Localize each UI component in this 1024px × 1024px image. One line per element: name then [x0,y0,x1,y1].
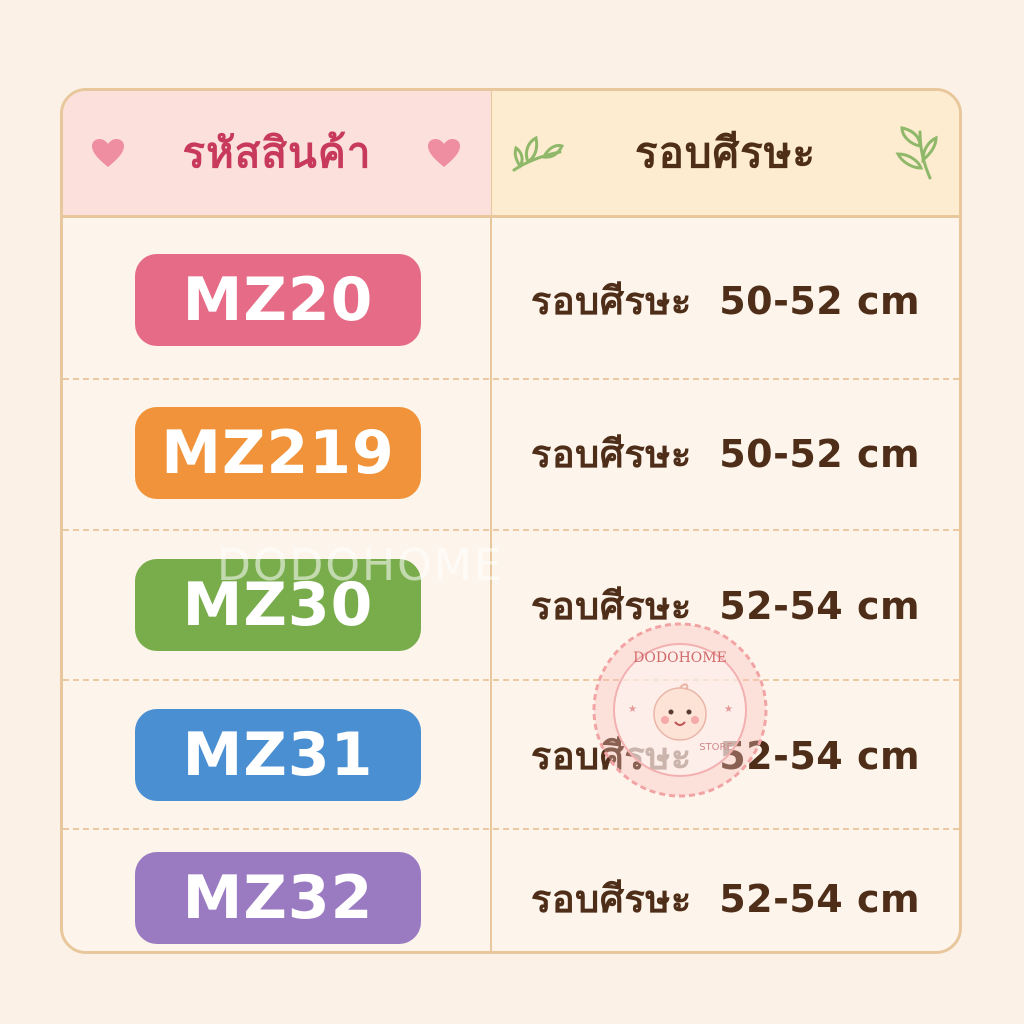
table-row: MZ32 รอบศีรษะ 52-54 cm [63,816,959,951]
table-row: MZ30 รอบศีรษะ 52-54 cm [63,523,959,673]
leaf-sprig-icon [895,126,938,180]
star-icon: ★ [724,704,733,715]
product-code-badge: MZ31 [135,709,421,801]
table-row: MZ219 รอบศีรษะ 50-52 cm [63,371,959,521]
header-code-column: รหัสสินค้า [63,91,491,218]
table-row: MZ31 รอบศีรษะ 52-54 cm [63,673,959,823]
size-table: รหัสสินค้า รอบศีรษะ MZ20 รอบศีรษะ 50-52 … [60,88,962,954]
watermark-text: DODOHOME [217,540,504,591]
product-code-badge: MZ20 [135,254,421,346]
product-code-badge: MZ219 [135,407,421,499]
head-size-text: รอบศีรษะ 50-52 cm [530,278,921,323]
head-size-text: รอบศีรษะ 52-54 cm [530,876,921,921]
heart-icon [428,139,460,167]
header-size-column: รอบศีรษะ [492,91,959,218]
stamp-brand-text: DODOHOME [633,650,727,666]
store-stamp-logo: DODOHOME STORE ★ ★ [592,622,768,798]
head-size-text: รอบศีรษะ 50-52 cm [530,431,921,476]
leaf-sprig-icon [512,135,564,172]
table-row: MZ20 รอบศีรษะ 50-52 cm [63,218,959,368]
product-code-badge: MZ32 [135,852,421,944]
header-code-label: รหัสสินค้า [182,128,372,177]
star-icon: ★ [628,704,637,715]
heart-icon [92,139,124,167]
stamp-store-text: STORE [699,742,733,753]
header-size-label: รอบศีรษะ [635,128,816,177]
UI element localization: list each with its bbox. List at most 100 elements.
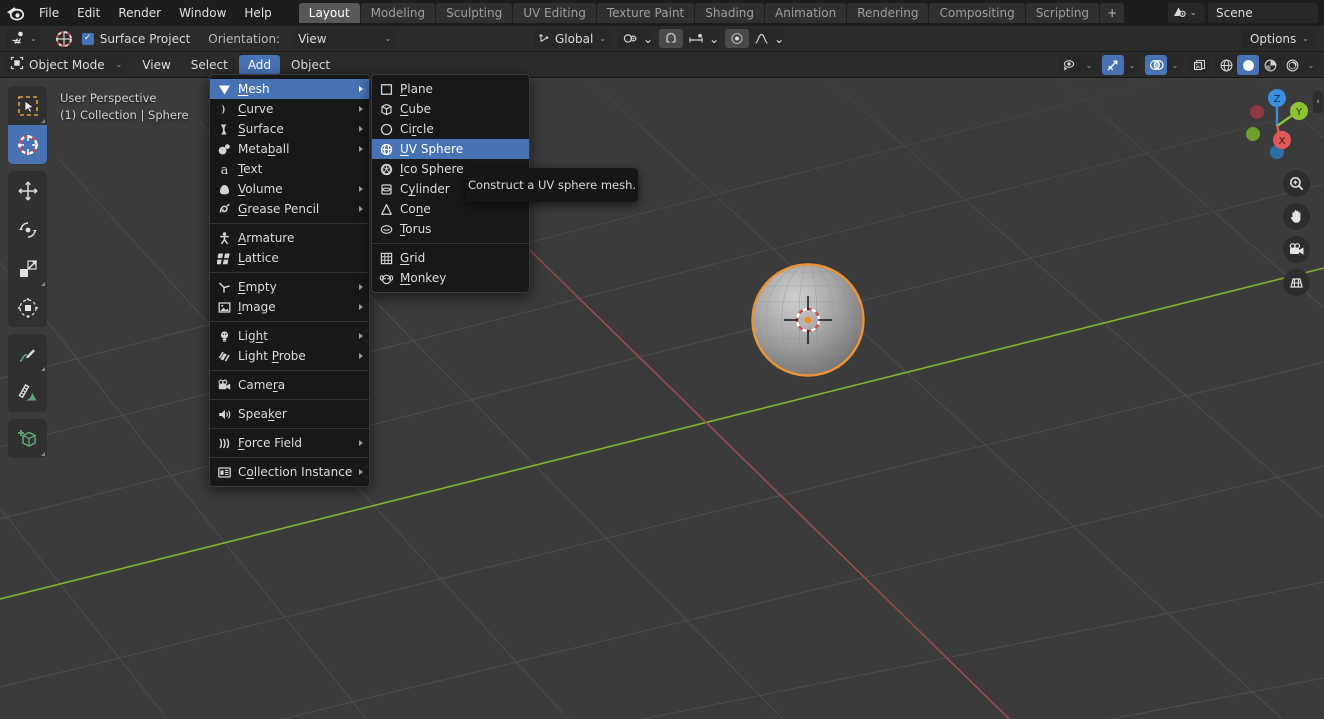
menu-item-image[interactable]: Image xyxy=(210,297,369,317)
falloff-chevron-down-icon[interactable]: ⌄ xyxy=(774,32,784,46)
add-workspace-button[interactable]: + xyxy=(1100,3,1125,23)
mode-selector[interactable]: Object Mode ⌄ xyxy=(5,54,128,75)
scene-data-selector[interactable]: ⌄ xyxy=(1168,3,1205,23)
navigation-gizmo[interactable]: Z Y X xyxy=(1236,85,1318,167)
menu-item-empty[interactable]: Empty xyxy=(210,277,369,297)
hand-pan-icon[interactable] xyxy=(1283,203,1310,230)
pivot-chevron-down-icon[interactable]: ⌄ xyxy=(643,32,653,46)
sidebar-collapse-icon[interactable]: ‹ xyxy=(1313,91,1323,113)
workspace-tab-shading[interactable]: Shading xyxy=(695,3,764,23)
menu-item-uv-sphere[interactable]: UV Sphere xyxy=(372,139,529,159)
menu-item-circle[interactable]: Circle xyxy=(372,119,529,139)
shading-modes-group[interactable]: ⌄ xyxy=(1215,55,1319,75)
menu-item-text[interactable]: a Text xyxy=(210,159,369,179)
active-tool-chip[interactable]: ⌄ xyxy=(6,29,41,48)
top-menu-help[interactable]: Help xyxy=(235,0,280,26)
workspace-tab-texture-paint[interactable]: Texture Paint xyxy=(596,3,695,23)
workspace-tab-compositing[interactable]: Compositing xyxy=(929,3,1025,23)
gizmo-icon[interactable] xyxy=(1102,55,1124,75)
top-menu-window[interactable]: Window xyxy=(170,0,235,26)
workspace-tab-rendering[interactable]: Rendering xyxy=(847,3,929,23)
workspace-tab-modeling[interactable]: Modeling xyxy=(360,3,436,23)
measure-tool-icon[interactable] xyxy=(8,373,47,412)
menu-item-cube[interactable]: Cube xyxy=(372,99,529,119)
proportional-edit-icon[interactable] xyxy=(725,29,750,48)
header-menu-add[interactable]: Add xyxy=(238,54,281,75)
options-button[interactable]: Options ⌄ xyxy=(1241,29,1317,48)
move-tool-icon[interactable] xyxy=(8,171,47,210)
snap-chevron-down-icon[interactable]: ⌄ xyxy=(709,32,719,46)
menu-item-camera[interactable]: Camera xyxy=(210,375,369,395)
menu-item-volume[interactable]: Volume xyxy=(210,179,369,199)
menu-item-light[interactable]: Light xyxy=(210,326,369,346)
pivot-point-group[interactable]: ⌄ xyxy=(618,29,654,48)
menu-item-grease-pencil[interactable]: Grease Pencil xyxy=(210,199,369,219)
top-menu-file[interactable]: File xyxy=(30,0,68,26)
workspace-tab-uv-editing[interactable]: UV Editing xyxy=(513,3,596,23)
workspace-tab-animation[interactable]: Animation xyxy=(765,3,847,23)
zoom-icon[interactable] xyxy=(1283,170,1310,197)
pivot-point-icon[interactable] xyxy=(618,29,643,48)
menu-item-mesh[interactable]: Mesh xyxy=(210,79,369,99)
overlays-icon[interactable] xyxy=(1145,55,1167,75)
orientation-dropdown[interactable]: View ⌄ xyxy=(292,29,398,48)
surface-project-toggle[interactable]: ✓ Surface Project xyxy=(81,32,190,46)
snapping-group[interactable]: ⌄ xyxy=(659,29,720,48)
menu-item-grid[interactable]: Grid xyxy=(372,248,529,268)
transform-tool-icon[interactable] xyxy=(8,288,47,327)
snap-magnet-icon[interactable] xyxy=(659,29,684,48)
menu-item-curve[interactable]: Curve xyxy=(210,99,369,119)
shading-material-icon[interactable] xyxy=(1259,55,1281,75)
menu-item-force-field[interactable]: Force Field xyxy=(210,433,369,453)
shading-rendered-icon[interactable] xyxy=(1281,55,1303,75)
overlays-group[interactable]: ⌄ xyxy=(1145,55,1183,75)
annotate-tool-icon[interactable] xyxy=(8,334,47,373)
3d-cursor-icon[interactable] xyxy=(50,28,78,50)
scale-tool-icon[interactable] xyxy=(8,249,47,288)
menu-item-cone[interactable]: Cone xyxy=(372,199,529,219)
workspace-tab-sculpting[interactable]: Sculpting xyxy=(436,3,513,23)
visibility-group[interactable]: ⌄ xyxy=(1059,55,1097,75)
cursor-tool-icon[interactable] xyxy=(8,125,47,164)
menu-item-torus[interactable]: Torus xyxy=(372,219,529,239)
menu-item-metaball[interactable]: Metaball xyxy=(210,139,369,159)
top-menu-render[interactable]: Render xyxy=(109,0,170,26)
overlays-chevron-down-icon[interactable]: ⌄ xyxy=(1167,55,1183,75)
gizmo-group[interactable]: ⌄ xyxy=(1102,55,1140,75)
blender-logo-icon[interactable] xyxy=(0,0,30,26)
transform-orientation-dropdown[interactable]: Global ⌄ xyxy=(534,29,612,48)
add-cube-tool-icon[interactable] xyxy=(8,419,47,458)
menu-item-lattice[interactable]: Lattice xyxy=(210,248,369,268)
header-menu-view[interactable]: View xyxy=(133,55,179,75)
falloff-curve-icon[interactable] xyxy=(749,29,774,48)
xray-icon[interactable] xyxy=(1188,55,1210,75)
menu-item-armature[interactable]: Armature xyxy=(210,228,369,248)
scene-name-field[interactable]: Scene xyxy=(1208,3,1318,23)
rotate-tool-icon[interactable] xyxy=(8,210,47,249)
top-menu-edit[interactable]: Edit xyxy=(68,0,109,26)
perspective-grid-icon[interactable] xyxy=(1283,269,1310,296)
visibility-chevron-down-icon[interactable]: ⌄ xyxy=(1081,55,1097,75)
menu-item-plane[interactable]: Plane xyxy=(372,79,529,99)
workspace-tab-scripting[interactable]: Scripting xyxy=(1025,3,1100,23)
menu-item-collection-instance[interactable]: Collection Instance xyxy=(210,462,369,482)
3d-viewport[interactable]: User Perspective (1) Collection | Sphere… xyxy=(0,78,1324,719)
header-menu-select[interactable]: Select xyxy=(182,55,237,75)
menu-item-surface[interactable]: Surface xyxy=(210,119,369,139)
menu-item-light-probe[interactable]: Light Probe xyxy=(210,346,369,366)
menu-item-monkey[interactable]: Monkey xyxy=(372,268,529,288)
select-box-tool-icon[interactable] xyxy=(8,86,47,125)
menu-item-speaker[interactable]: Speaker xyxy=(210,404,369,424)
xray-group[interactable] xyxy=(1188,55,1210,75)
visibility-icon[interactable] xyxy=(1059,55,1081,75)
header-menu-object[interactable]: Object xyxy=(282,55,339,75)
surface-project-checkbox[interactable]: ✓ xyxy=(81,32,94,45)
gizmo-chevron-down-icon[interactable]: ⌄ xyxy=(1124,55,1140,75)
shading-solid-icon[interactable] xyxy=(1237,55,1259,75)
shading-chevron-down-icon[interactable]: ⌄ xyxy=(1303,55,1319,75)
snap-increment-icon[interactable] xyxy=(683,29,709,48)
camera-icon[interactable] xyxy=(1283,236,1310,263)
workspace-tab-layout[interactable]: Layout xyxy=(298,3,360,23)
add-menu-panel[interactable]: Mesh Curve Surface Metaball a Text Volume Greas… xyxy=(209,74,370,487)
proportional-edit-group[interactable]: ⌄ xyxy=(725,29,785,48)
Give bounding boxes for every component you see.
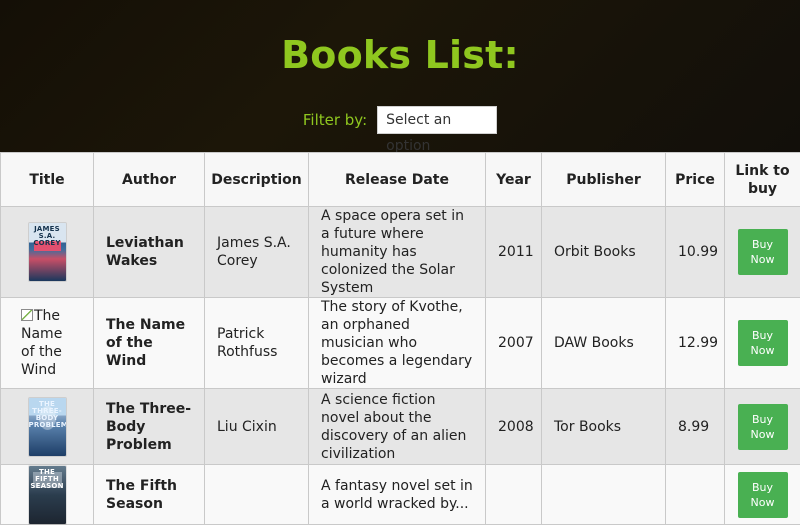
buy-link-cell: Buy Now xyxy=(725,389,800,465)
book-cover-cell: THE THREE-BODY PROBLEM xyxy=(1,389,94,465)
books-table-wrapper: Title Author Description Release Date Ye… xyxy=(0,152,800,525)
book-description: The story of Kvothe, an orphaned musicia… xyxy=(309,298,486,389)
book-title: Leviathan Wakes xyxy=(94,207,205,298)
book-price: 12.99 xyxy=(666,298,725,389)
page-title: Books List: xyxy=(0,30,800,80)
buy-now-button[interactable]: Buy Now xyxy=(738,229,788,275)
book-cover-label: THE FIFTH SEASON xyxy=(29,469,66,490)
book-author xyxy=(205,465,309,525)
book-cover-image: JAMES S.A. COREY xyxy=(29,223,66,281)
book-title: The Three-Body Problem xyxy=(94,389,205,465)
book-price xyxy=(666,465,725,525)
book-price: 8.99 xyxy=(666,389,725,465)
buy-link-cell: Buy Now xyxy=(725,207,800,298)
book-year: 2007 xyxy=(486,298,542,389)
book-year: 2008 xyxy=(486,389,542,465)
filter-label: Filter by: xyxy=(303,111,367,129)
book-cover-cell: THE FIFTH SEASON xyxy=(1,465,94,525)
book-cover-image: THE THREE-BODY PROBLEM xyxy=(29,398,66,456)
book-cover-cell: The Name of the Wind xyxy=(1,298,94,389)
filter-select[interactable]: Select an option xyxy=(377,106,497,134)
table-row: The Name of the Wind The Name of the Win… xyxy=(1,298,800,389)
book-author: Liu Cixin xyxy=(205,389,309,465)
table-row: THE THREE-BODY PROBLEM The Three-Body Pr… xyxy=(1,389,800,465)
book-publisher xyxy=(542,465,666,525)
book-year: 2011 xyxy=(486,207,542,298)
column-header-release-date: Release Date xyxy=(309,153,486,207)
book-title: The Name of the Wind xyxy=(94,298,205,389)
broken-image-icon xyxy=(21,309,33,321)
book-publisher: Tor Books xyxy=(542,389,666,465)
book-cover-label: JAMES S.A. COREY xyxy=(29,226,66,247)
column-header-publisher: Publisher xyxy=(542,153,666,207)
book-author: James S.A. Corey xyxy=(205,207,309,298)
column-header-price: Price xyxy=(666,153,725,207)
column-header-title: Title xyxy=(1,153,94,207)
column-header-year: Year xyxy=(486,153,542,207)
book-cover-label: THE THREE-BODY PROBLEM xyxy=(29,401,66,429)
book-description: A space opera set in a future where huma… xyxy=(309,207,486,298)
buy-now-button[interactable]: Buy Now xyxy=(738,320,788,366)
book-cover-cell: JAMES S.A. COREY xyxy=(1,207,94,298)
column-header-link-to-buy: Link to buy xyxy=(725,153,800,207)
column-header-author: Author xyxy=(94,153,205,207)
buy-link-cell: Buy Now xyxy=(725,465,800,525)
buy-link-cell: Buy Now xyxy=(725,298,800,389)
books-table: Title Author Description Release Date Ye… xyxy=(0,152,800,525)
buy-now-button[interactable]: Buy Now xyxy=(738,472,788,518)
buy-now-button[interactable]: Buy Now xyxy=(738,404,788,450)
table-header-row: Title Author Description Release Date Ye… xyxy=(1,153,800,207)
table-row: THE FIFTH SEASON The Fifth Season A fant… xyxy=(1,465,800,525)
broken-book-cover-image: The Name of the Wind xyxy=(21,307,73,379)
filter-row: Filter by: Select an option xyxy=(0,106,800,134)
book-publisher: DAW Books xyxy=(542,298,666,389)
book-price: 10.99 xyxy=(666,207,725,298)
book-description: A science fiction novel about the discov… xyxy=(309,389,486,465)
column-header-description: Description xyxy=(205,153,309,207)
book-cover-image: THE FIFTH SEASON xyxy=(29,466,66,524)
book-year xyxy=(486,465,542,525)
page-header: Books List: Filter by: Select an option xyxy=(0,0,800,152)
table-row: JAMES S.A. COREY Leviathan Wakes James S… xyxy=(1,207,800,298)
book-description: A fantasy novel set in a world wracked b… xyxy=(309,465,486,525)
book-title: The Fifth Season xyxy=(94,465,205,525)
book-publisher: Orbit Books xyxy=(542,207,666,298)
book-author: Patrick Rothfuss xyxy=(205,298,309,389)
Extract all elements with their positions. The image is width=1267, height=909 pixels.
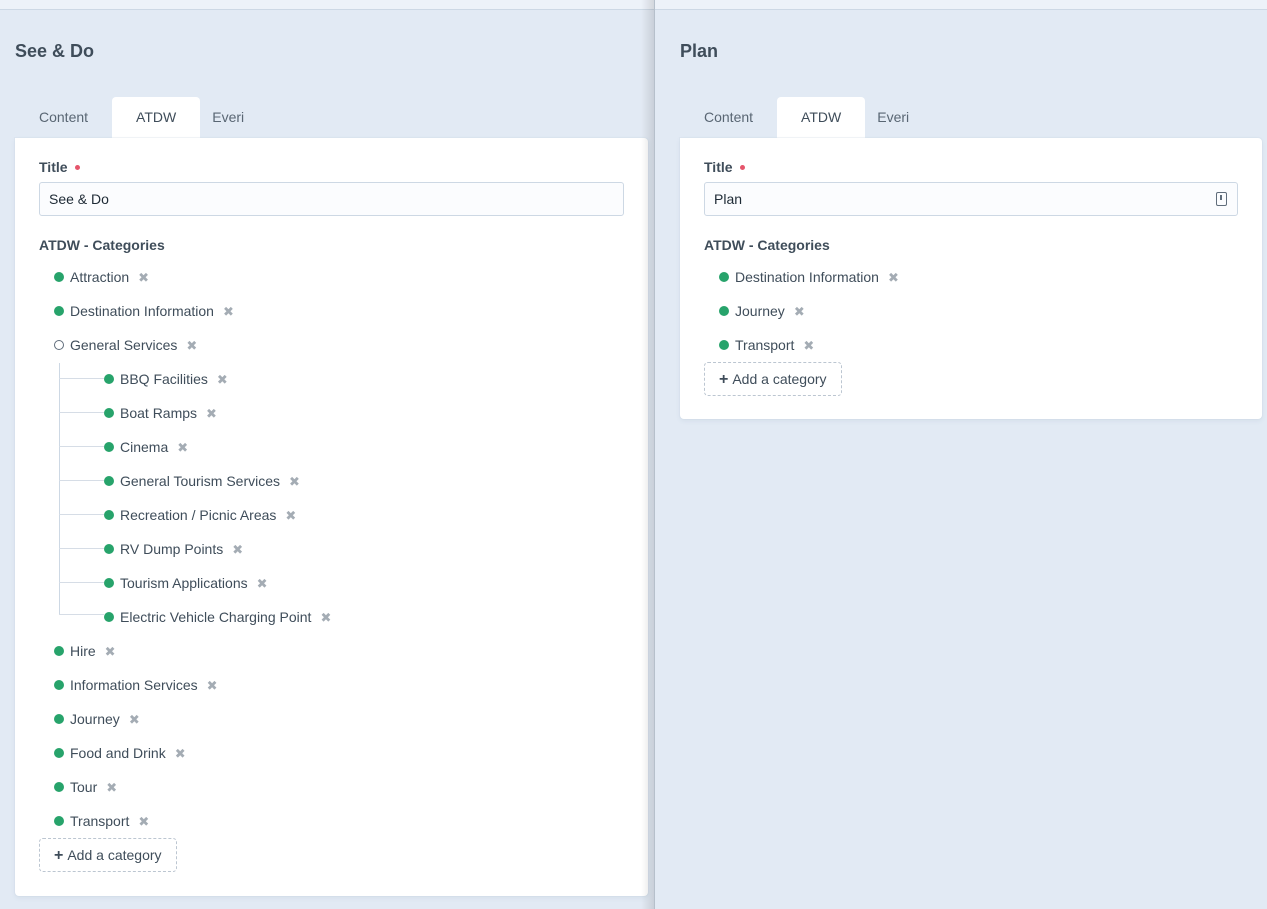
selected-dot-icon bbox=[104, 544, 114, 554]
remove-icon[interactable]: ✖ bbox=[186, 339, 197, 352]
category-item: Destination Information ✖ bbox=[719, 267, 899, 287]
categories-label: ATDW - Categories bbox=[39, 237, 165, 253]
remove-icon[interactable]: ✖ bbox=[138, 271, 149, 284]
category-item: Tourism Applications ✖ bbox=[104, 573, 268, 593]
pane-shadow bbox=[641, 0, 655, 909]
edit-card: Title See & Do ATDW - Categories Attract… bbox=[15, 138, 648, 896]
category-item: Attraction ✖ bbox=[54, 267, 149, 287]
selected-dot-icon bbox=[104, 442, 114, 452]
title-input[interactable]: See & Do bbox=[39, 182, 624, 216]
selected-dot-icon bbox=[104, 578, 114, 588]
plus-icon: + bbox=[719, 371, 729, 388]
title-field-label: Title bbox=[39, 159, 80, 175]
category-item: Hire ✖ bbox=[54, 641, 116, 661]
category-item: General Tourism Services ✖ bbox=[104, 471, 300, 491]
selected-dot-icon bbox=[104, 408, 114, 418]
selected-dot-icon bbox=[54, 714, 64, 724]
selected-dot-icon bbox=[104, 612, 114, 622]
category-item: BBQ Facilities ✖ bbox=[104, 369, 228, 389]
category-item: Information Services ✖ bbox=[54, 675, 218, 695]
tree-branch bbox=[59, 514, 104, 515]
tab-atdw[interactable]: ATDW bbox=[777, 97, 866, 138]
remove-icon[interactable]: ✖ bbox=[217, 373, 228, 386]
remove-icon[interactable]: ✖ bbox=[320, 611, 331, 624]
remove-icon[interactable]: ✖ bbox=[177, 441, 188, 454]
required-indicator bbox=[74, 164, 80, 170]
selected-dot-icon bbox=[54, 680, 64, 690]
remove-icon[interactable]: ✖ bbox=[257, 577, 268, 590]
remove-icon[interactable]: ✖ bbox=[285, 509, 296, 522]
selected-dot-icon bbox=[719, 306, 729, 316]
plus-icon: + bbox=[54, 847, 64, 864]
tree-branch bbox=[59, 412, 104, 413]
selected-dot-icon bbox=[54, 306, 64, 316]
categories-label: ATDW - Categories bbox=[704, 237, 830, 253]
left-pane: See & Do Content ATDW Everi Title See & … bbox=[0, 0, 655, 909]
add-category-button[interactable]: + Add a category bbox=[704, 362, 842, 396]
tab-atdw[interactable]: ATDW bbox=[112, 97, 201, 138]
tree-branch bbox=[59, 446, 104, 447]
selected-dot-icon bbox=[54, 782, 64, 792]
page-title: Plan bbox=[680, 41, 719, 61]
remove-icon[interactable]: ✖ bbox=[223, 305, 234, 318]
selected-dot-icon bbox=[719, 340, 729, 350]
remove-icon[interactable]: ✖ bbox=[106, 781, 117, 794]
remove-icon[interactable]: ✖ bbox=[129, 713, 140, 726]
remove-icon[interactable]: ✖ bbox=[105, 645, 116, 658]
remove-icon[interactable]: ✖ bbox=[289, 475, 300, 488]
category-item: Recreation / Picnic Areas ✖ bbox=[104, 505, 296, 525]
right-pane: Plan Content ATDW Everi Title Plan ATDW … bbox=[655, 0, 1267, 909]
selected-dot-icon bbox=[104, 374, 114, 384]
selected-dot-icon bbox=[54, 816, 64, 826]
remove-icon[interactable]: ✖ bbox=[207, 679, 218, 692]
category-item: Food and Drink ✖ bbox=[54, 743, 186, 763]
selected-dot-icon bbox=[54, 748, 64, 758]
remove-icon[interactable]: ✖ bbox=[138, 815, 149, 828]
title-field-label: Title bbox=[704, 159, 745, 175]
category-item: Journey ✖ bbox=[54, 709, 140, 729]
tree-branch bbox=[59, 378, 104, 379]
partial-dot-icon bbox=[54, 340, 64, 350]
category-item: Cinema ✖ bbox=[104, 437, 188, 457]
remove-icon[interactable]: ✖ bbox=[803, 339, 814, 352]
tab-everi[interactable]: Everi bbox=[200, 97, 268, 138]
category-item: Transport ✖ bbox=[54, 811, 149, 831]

Exercise prompt. Could you reproduce the records above word for word, from their first line through the line containing "UI element localization: list", both included, leaving out the pictures?

Exercise answer.
Localize each UI component in this 1024px × 1024px image. One line per element: name then [x0,y0,x1,y1].
table-row: MZ32 รอบศีรษะ 52-54 cm [63,816,959,951]
table-row: MZ30 รอบศีรษะ 52-54 cm [63,523,959,673]
leaf-sprig-icon [895,126,938,180]
star-icon: ★ [724,704,733,715]
product-code-badge: MZ31 [135,709,421,801]
table-row: MZ219 รอบศีรษะ 50-52 cm [63,371,959,521]
header-code-column: รหัสสินค้า [63,91,491,218]
table-row: MZ31 รอบศีรษะ 52-54 cm [63,673,959,823]
size-table: รหัสสินค้า รอบศีรษะ MZ20 รอบศีรษะ 50-52 … [60,88,962,954]
watermark-text: DODOHOME [217,540,504,591]
product-code-badge: MZ20 [135,254,421,346]
product-code-badge: MZ219 [135,407,421,499]
head-size-text: รอบศีรษะ 50-52 cm [530,278,921,323]
head-size-text: รอบศีรษะ 52-54 cm [530,876,921,921]
heart-icon [428,139,460,167]
header-size-column: รอบศีรษะ [492,91,959,218]
stamp-brand-text: DODOHOME [633,650,727,666]
store-stamp-logo: DODOHOME STORE ★ ★ [592,622,768,798]
head-size-text: รอบศีรษะ 50-52 cm [530,431,921,476]
leaf-sprig-icon [512,135,564,172]
table-row: MZ20 รอบศีรษะ 50-52 cm [63,218,959,368]
product-code-badge: MZ32 [135,852,421,944]
header-code-label: รหัสสินค้า [182,128,372,177]
star-icon: ★ [628,704,637,715]
heart-icon [92,139,124,167]
stamp-store-text: STORE [699,742,733,753]
header-size-label: รอบศีรษะ [635,128,816,177]
UI element localization: list each with its bbox. List at most 100 elements.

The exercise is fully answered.